Filter the listing and keep only the lines with the word "Best".

_Record list:_
— Start —
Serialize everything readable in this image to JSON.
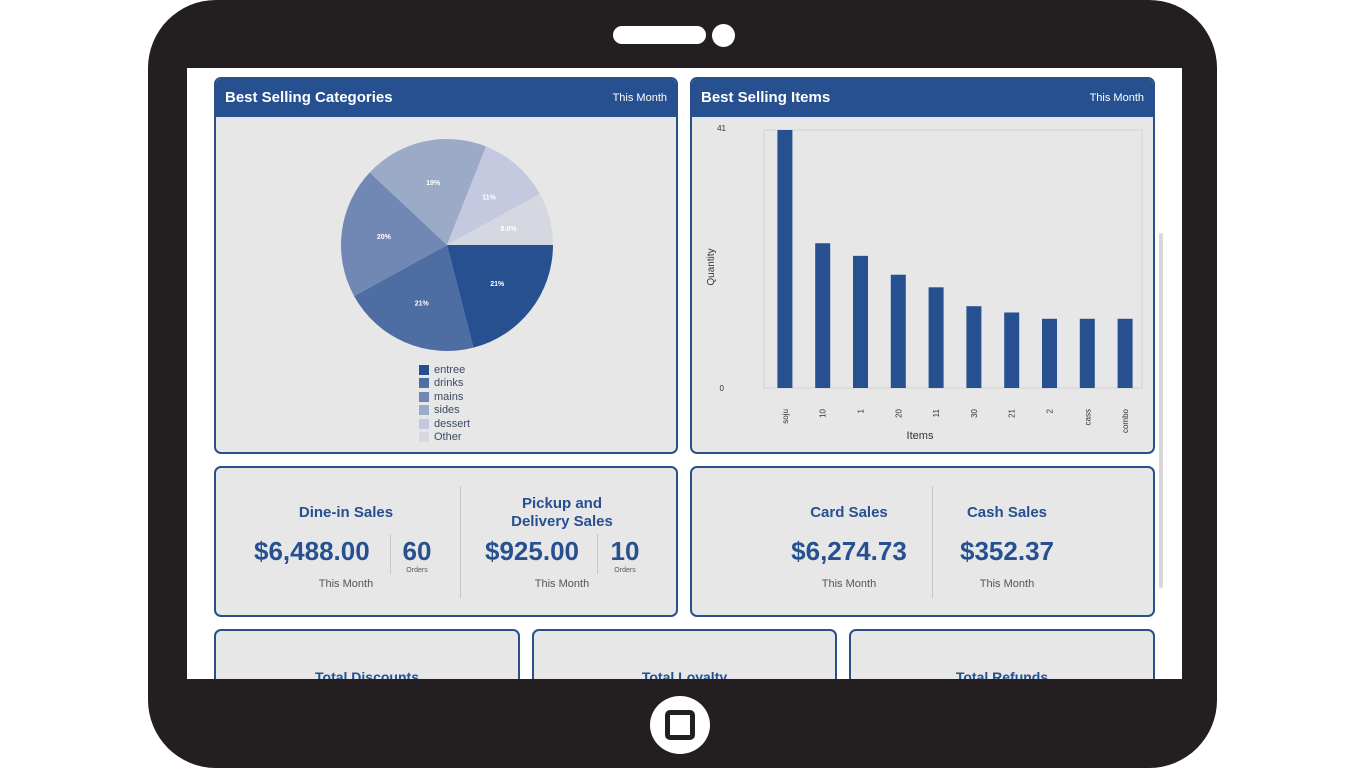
{
  "categories_card": {
    "title": "Best Selling Categories",
    "period": "This Month"
  },
  "items_card": {
    "title": "Best Selling Items",
    "period": "This Month"
  },
  "chart_data": [
    {
      "type": "pie",
      "title": "Best Selling Categories",
      "categories": [
        "entree",
        "drinks",
        "mains",
        "sides",
        "dessert",
        "Other"
      ],
      "values": [
        21,
        21,
        20,
        19,
        11,
        8.0
      ],
      "labels": [
        "21%",
        "21%",
        "20%",
        "19%",
        "11%",
        "8.0%"
      ],
      "colors": [
        "#26508f",
        "#4d6da3",
        "#7088b3",
        "#9aaac7",
        "#c5c9e0",
        "#d5d8e0"
      ],
      "legend": "bottom"
    },
    {
      "type": "bar",
      "title": "Best Selling Items",
      "categories": [
        "soju",
        "10",
        "1",
        "20",
        "11",
        "30",
        "21",
        "2",
        "cass",
        "combo"
      ],
      "values": [
        41,
        23,
        21,
        18,
        16,
        13,
        12,
        11,
        11,
        11
      ],
      "xlabel": "Items",
      "ylabel": "Quantity",
      "ylim": [
        0,
        41
      ],
      "yticks": [
        "0",
        "41"
      ],
      "color": "#26508f"
    }
  ],
  "dine_in": {
    "title": "Dine-in Sales",
    "amount": "$6,488.00",
    "orders": "60",
    "orders_label": "Orders",
    "period": "This Month"
  },
  "pickup": {
    "title_line1": "Pickup and",
    "title_line2": "Delivery Sales",
    "amount": "$925.00",
    "orders": "10",
    "orders_label": "Orders",
    "period": "This Month"
  },
  "card_sales": {
    "title": "Card Sales",
    "amount": "$6,274.73",
    "period": "This Month"
  },
  "cash_sales": {
    "title": "Cash Sales",
    "amount": "$352.37",
    "period": "This Month"
  },
  "bottom_cards": [
    {
      "title": "Total Discounts"
    },
    {
      "title": "Total Loyalty"
    },
    {
      "title": "Total Refunds"
    }
  ]
}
— End —
_Task result:_
    "title": "Best Selling Categories",
    "title": "Best Selling Items",
      "title": "Best Selling Categories",
      "title": "Best Selling Items",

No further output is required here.